REQUIRED WORK
Omit all pictures, then retype exactly the lines from the one that contains "Extract all readable text from this page." through the end of the listing.

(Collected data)
┄┄┄┄┄┄┄┄┄┄
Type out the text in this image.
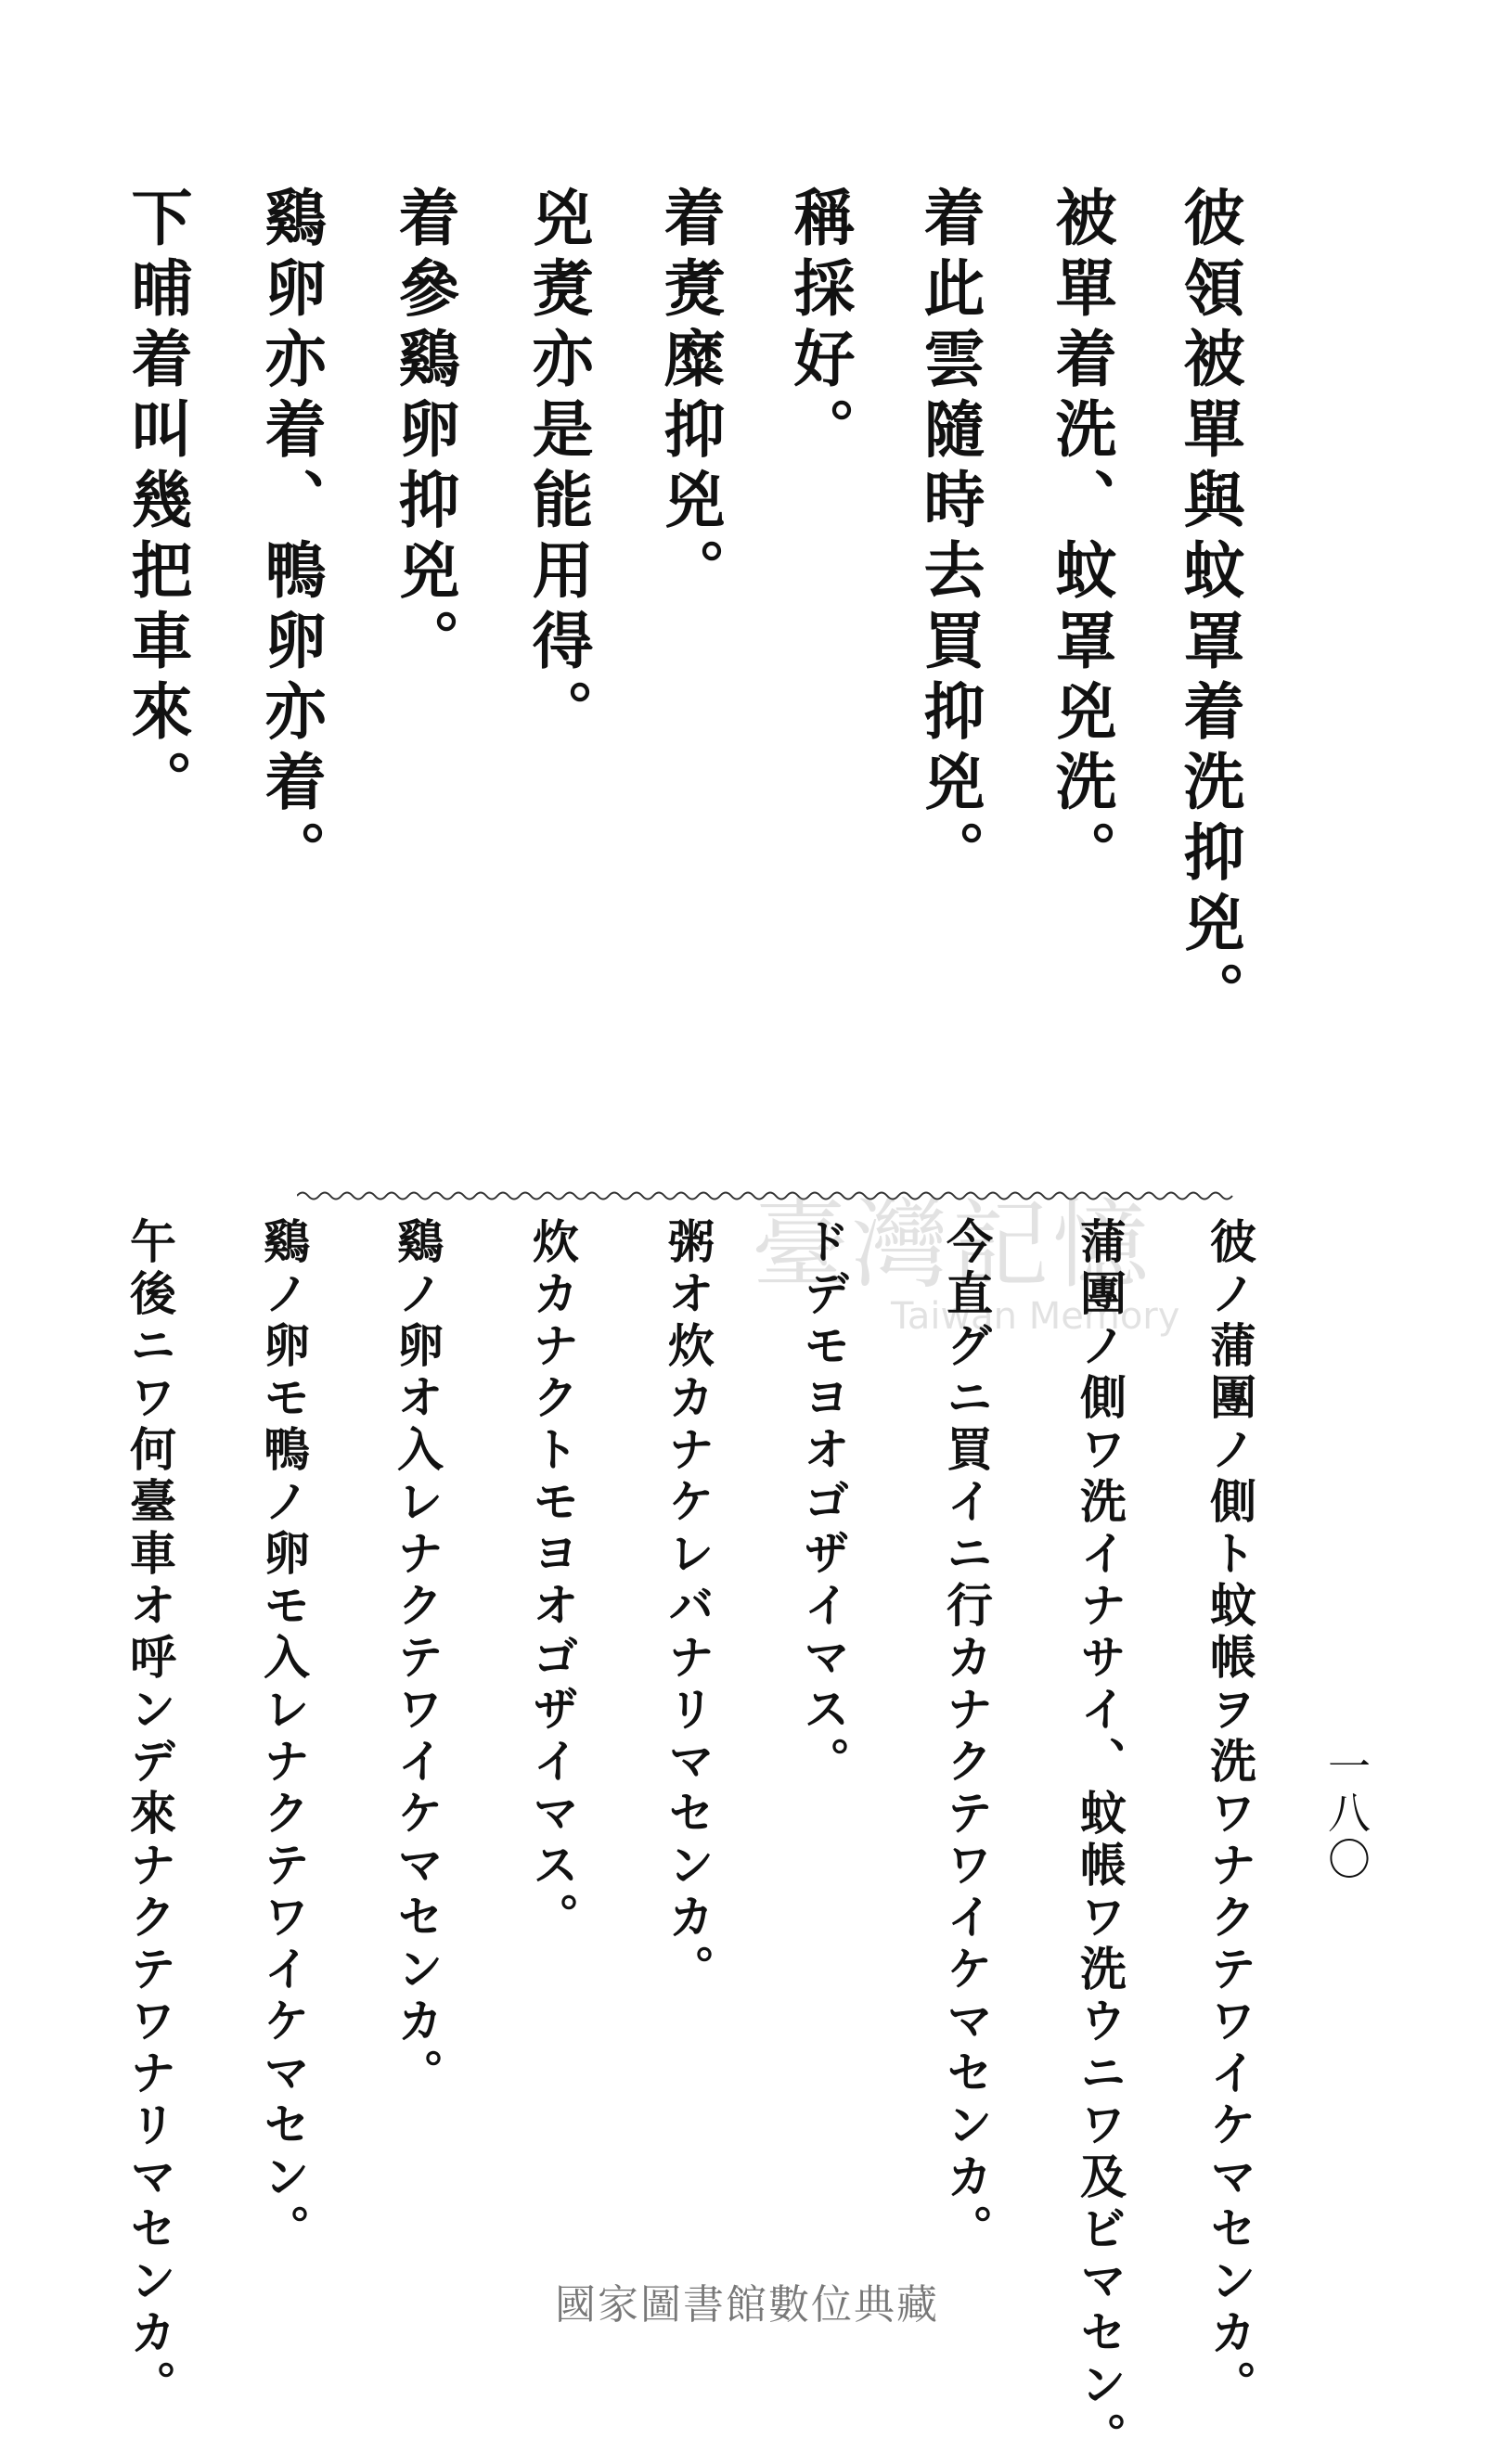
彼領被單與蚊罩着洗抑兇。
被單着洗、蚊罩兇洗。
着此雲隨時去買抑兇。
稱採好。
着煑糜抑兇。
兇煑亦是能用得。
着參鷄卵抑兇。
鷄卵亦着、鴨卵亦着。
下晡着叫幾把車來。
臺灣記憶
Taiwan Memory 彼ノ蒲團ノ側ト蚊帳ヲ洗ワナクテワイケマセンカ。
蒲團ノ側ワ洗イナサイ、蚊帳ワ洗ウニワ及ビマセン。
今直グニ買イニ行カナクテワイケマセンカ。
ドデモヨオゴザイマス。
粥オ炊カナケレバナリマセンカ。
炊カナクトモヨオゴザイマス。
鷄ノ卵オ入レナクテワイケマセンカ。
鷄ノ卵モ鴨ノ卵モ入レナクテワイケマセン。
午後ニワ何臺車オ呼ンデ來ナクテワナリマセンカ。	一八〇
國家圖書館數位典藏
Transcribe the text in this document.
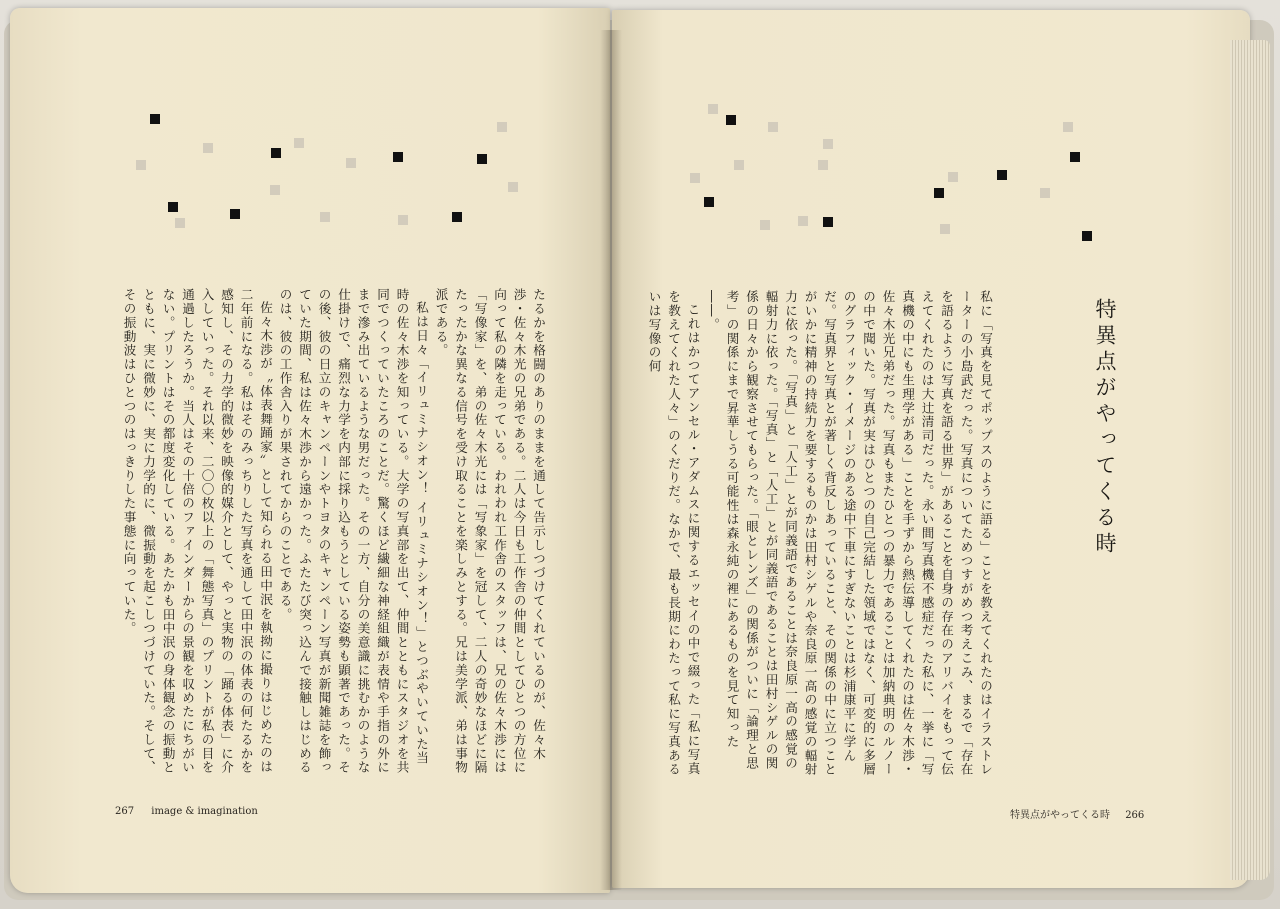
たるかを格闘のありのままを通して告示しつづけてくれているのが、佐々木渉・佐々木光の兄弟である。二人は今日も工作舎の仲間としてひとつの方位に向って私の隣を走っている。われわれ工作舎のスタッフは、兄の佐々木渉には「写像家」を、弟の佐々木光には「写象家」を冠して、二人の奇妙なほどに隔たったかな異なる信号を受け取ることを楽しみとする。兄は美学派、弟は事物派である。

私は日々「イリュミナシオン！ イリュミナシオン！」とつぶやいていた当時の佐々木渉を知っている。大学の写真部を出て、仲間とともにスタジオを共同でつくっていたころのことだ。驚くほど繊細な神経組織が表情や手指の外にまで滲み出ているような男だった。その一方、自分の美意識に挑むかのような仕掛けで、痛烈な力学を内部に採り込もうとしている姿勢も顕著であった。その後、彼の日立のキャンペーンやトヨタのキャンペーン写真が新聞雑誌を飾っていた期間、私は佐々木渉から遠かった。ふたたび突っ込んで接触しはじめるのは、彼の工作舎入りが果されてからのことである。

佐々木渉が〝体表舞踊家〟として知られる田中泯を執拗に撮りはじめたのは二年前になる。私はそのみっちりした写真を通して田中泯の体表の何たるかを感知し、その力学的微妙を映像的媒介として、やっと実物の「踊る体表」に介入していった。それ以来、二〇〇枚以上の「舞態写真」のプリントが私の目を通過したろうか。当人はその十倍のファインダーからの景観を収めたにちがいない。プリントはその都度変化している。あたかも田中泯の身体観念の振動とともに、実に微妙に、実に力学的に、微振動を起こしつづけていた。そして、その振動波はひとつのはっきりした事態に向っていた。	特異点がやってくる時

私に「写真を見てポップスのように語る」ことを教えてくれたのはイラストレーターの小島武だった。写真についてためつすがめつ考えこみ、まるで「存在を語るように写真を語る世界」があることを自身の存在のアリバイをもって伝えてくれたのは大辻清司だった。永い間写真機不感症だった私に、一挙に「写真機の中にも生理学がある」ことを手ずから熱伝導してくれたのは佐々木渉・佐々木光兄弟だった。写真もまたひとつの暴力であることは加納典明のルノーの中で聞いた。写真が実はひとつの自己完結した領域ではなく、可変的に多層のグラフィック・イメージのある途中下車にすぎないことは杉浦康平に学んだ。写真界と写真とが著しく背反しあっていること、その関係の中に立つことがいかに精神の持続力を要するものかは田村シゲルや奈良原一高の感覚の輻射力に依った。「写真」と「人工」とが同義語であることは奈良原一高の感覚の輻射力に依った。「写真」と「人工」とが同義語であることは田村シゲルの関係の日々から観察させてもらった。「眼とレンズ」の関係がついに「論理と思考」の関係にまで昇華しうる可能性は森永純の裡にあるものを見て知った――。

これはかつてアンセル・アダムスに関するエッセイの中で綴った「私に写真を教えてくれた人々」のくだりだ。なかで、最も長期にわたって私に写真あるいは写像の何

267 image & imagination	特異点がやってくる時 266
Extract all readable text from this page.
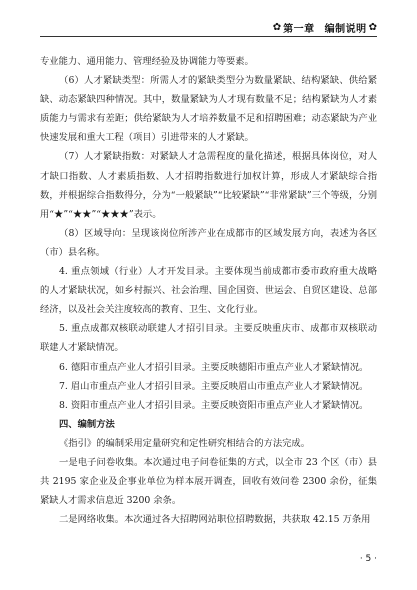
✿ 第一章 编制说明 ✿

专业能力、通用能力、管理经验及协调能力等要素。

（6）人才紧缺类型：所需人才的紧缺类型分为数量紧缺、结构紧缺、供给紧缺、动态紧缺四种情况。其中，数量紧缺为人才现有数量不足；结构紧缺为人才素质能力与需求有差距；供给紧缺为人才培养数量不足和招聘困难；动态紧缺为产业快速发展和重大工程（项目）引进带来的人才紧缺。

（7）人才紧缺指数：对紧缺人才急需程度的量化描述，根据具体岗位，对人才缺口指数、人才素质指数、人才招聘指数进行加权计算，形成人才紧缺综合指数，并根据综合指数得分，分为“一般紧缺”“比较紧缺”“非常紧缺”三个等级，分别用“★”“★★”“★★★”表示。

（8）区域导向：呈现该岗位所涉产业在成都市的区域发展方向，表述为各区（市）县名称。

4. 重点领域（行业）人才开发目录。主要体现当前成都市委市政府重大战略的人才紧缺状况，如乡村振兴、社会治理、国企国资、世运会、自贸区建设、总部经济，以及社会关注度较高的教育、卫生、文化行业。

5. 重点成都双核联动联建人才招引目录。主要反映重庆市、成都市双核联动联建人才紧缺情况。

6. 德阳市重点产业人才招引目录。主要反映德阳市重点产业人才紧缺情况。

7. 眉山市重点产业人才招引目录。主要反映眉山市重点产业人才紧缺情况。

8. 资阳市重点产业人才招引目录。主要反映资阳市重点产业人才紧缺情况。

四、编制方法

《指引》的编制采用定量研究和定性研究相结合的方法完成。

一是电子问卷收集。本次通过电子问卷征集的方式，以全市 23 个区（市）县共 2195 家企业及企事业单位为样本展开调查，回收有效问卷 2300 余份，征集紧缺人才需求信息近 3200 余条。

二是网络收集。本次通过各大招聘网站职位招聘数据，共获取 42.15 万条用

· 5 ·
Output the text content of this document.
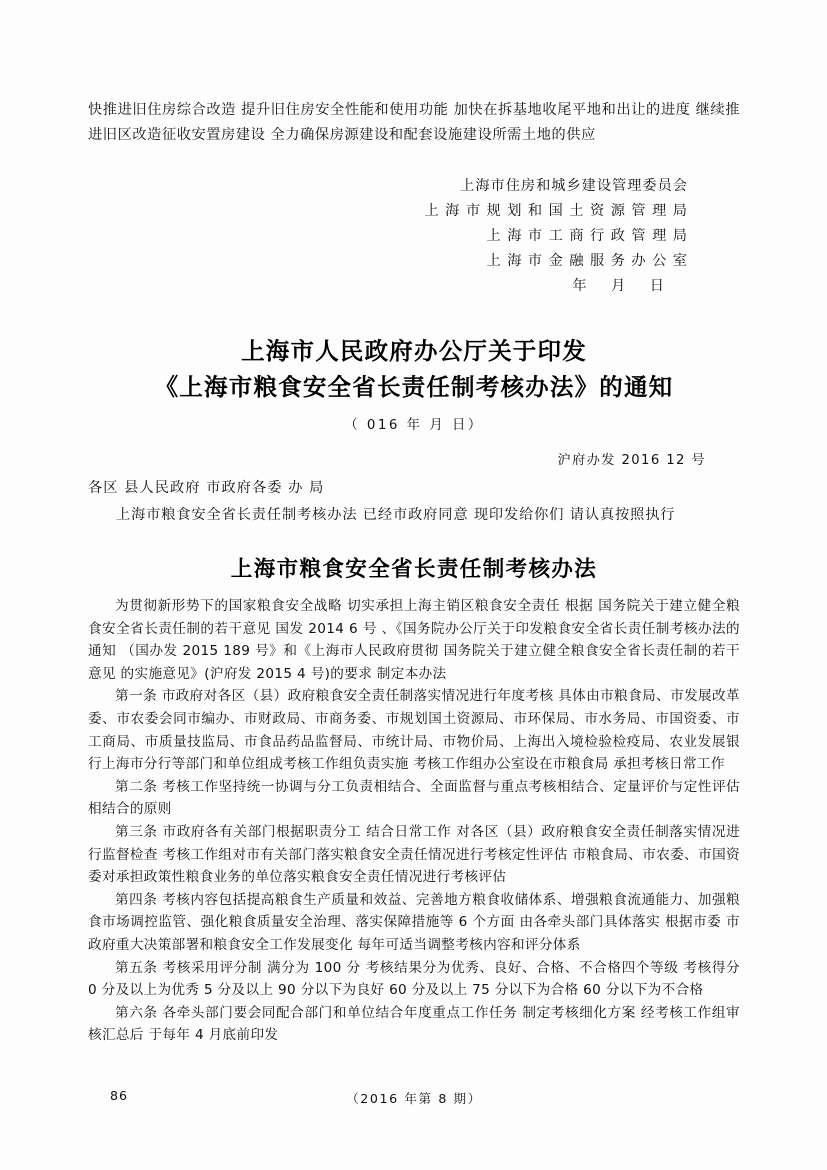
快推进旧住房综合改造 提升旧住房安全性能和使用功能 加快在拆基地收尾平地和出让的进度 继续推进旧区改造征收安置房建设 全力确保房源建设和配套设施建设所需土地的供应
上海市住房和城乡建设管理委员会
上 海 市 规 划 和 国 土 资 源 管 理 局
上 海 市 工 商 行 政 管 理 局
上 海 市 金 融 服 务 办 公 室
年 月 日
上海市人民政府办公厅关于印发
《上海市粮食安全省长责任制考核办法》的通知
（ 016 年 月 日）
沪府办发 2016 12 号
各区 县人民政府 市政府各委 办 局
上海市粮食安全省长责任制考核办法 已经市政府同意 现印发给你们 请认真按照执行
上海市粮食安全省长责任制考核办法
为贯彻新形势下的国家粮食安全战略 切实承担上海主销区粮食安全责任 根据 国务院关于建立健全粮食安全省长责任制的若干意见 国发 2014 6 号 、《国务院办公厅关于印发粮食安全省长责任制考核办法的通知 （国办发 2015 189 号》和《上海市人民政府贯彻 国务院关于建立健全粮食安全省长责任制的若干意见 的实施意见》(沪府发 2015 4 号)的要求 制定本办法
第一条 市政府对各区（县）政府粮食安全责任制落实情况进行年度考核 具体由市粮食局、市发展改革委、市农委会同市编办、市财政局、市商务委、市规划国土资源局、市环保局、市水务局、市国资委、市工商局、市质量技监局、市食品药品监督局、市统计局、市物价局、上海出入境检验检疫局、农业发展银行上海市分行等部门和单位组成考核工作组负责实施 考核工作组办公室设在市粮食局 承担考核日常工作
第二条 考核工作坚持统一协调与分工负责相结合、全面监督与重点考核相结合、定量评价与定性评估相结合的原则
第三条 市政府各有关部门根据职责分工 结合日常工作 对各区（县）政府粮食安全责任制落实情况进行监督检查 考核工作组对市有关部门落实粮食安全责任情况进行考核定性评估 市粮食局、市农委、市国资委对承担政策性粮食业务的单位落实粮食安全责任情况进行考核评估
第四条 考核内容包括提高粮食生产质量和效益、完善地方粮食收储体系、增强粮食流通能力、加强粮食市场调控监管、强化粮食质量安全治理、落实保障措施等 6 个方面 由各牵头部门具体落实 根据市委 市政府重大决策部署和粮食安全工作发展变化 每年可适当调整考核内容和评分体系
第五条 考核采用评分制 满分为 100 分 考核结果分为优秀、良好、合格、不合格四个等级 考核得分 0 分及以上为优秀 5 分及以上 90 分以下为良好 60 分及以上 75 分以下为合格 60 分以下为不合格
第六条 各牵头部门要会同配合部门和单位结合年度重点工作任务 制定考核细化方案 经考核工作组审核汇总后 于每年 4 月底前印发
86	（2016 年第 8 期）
┄┄┄┄┄┄┄┄┄┄
TASK SOLUTION
Extract all readable text from this page.
✿ 第一章 编制说明 ✿

专业能力、通用能力、管理经验及协调能力等要素。

（6）人才紧缺类型：所需人才的紧缺类型分为数量紧缺、结构紧缺、供给紧缺、动态紧缺四种情况。其中，数量紧缺为人才现有数量不足；结构紧缺为人才素质能力与需求有差距；供给紧缺为人才培养数量不足和招聘困难；动态紧缺为产业快速发展和重大工程（项目）引进带来的人才紧缺。

（7）人才紧缺指数：对紧缺人才急需程度的量化描述，根据具体岗位，对人才缺口指数、人才素质指数、人才招聘指数进行加权计算，形成人才紧缺综合指数，并根据综合指数得分，分为“一般紧缺”“比较紧缺”“非常紧缺”三个等级，分别用“★”“★★”“★★★”表示。

（8）区域导向：呈现该岗位所涉产业在成都市的区域发展方向，表述为各区（市）县名称。

4. 重点领域（行业）人才开发目录。主要体现当前成都市委市政府重大战略的人才紧缺状况，如乡村振兴、社会治理、国企国资、世运会、自贸区建设、总部经济，以及社会关注度较高的教育、卫生、文化行业。

5. 重点成都双核联动联建人才招引目录。主要反映重庆市、成都市双核联动联建人才紧缺情况。

6. 德阳市重点产业人才招引目录。主要反映德阳市重点产业人才紧缺情况。

7. 眉山市重点产业人才招引目录。主要反映眉山市重点产业人才紧缺情况。

8. 资阳市重点产业人才招引目录。主要反映资阳市重点产业人才紧缺情况。

四、编制方法

《指引》的编制采用定量研究和定性研究相结合的方法完成。

一是电子问卷收集。本次通过电子问卷征集的方式，以全市 23 个区（市）县共 2195 家企业及企事业单位为样本展开调查，回收有效问卷 2300 余份，征集紧缺人才需求信息近 3200 余条。

二是网络收集。本次通过各大招聘网站职位招聘数据，共获取 42.15 万条用

· 5 ·
Output the text content of this document.
快推进旧住房综合改造 提升旧住房安全性能和使用功能 加快在拆基地收尾平地和出让的进度 继续推进旧区改造征收安置房建设 全力确保房源建设和配套设施建设所需土地的供应
上海市住房和城乡建设管理委员会
上 海 市 规 划 和 国 土 资 源 管 理 局
上 海 市 工 商 行 政 管 理 局
上 海 市 金 融 服 务 办 公 室
年 月 日
上海市人民政府办公厅关于印发
《上海市粮食安全省长责任制考核办法》的通知
（ 016 年 月 日）
沪府办发 2016 12 号
各区 县人民政府 市政府各委 办 局
上海市粮食安全省长责任制考核办法 已经市政府同意 现印发给你们 请认真按照执行
上海市粮食安全省长责任制考核办法
为贯彻新形势下的国家粮食安全战略 切实承担上海主销区粮食安全责任 根据 国务院关于建立健全粮食安全省长责任制的若干意见 国发 2014 6 号 、《国务院办公厅关于印发粮食安全省长责任制考核办法的通知 （国办发 2015 189 号》和《上海市人民政府贯彻 国务院关于建立健全粮食安全省长责任制的若干意见 的实施意见》(沪府发 2015 4 号)的要求 制定本办法
第一条 市政府对各区（县）政府粮食安全责任制落实情况进行年度考核 具体由市粮食局、市发展改革委、市农委会同市编办、市财政局、市商务委、市规划国土资源局、市环保局、市水务局、市国资委、市工商局、市质量技监局、市食品药品监督局、市统计局、市物价局、上海出入境检验检疫局、农业发展银行上海市分行等部门和单位组成考核工作组负责实施 考核工作组办公室设在市粮食局 承担考核日常工作
第二条 考核工作坚持统一协调与分工负责相结合、全面监督与重点考核相结合、定量评价与定性评估相结合的原则
第三条 市政府各有关部门根据职责分工 结合日常工作 对各区（县）政府粮食安全责任制落实情况进行监督检查 考核工作组对市有关部门落实粮食安全责任情况进行考核定性评估 市粮食局、市农委、市国资委对承担政策性粮食业务的单位落实粮食安全责任情况进行考核评估
第四条 考核内容包括提高粮食生产质量和效益、完善地方粮食收储体系、增强粮食流通能力、加强粮食市场调控监管、强化粮食质量安全治理、落实保障措施等 6 个方面 由各牵头部门具体落实 根据市委 市政府重大决策部署和粮食安全工作发展变化 每年可适当调整考核内容和评分体系
第五条 考核采用评分制 满分为 100 分 考核结果分为优秀、良好、合格、不合格四个等级 考核得分 0 分及以上为优秀 5 分及以上 90 分以下为良好 60 分及以上 75 分以下为合格 60 分以下为不合格
第六条 各牵头部门要会同配合部门和单位结合年度重点工作任务 制定考核细化方案 经考核工作组审核汇总后 于每年 4 月底前印发
86	（2016 年第 8 期）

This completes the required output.